▶ **Information given**
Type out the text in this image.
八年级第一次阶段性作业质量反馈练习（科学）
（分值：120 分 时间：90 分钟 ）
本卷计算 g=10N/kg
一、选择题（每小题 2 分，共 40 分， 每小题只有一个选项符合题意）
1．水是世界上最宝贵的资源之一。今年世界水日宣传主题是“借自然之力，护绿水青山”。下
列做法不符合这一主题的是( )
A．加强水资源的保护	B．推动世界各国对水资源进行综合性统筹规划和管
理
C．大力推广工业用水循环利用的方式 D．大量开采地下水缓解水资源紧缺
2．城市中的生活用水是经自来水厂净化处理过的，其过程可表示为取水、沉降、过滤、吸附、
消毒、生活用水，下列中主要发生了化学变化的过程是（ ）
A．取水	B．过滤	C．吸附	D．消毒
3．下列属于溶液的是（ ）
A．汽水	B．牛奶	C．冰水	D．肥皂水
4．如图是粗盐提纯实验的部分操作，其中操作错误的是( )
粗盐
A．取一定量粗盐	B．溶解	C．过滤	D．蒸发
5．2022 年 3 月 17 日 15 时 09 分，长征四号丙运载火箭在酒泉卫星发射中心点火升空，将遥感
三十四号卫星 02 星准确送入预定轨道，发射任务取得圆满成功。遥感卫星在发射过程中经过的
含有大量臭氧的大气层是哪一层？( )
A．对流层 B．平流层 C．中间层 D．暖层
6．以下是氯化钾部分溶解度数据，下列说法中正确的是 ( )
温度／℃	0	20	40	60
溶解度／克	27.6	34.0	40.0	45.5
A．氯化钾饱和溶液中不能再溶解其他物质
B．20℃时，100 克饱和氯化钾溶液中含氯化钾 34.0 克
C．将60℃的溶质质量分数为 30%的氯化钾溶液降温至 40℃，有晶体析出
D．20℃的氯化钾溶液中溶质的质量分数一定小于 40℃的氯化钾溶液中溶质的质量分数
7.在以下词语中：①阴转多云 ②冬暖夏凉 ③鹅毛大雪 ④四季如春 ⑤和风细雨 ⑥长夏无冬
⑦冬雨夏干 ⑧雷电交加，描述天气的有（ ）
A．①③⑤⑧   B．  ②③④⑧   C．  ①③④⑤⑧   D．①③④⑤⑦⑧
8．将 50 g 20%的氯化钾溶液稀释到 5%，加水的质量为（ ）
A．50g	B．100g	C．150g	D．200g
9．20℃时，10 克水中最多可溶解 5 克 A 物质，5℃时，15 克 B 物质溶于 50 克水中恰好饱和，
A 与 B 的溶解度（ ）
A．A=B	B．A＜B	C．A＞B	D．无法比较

---

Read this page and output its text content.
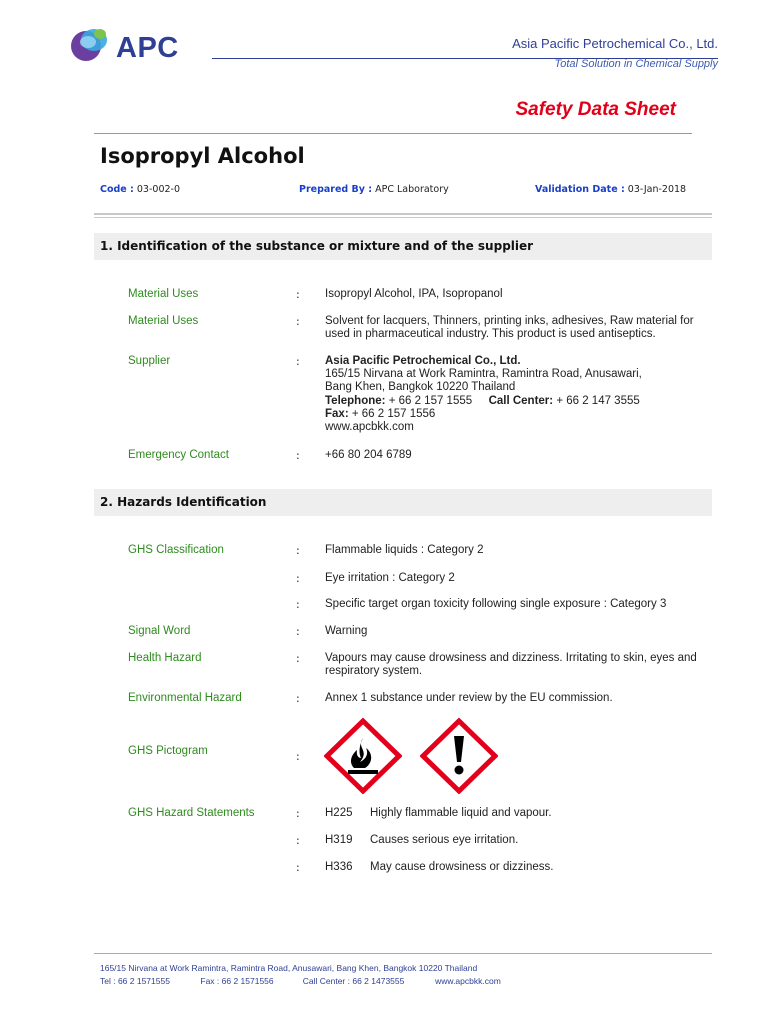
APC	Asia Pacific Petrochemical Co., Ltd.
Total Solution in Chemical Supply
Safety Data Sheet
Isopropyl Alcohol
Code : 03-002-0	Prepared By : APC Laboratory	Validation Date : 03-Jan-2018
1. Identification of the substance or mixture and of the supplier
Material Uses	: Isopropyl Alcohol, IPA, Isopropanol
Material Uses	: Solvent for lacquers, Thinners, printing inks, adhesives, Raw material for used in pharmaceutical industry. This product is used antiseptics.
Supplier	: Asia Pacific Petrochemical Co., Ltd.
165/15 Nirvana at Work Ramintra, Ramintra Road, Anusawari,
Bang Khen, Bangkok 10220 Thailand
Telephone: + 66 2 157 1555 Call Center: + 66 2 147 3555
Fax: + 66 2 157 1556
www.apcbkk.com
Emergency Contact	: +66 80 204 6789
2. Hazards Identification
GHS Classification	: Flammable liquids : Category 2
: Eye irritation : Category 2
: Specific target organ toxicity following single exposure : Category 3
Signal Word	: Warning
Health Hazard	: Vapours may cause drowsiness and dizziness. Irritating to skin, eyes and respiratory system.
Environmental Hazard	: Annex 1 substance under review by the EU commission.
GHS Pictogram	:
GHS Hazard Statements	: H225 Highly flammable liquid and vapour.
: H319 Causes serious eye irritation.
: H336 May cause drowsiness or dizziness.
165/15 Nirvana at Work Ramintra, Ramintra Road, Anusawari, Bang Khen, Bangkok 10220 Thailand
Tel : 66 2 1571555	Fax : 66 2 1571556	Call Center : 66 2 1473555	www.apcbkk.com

▶ **Brief**
Count how many lines above carry the word "dizziness". Only the number is required.

▶ **Exercise response**
2